=== Teks Sumber ===

──────────────────────────────

"Sorry... Lagi Ga Ada Duit Nganggur"
Posted: Kamis, 24 Mei 2012 by R. Anang Tinosaputra in Label: The Meaning of LifeSaya punya teman seorang brand manager di sebuah perusahaan consumer
good terkemuka di Jakarta. Teman asal Klaten ini termasuk workaholic
karena kesehariannya hanya kerja dan kerja. Ya karena belum ada anak dan
istri, ditambah lagi ia tinggal sendirian alias kos di Jakarta. Karena
berprestasi dan kerja sepenuh hati, belum sampai lima tahun posisi empuk
brand manager ia raih, tentu dengan gaji yang lumayan.
Karena terbiasa prihatin sejak kecil, pengeluarannya perbulan minim.
Ia tidak hobi belanja atau makan-makan di mal. Ia tidak hobi mengoleksi
gadget seperti banyak dilakukan temen-teman profesional muda. Ia juga
tidak hobi traveling menghabiskan uang. Akibatnya gampang ditebak,
gajinya tiap bulan praktis nyaris utuh.
Lalu dikemanakan uangnya yang menganggur?
Ini yang tidak saya duga.

──────────────────────────────

=== Data Tercatat ===
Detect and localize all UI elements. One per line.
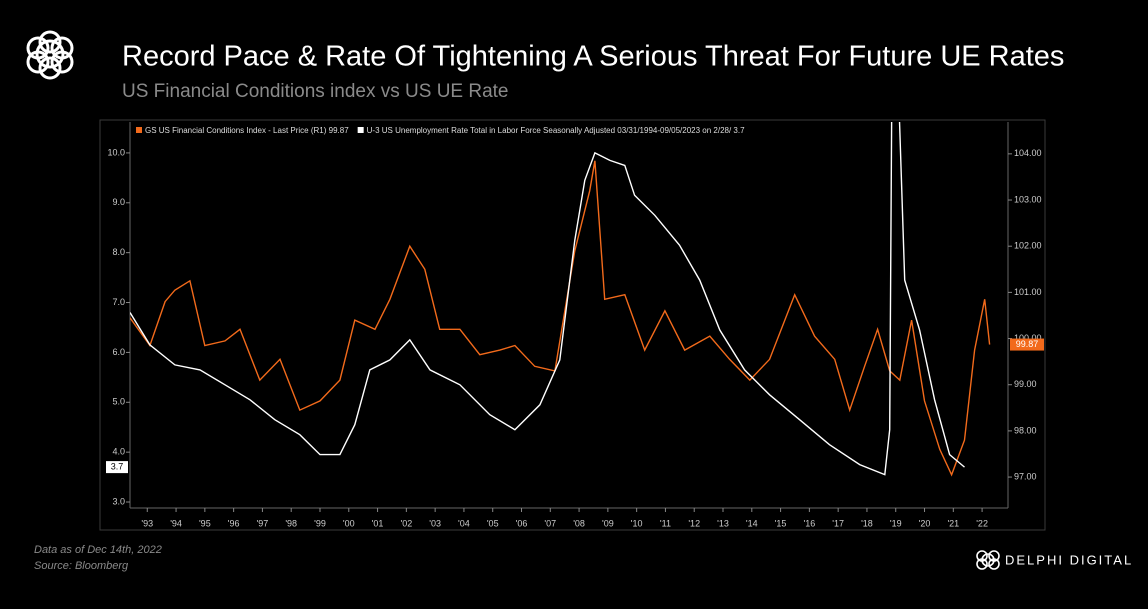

──────────────────────────────

=== Yang Harus Dikerjakan ===
Jawab singkat pertanyaan berikut berdasarkan teks sumber.
1. Dari daerah mana teman penulis berasal?
2. Dalam waktu berapa lama teman tersebut meraih posisi brand manager?
3. Bagaimana kondisi gajinya setiap bulan?

=== Jawaban Benar ===
1. Klaten.
2. Belum sampai lima tahun.
3. Praktis nyaris utuh.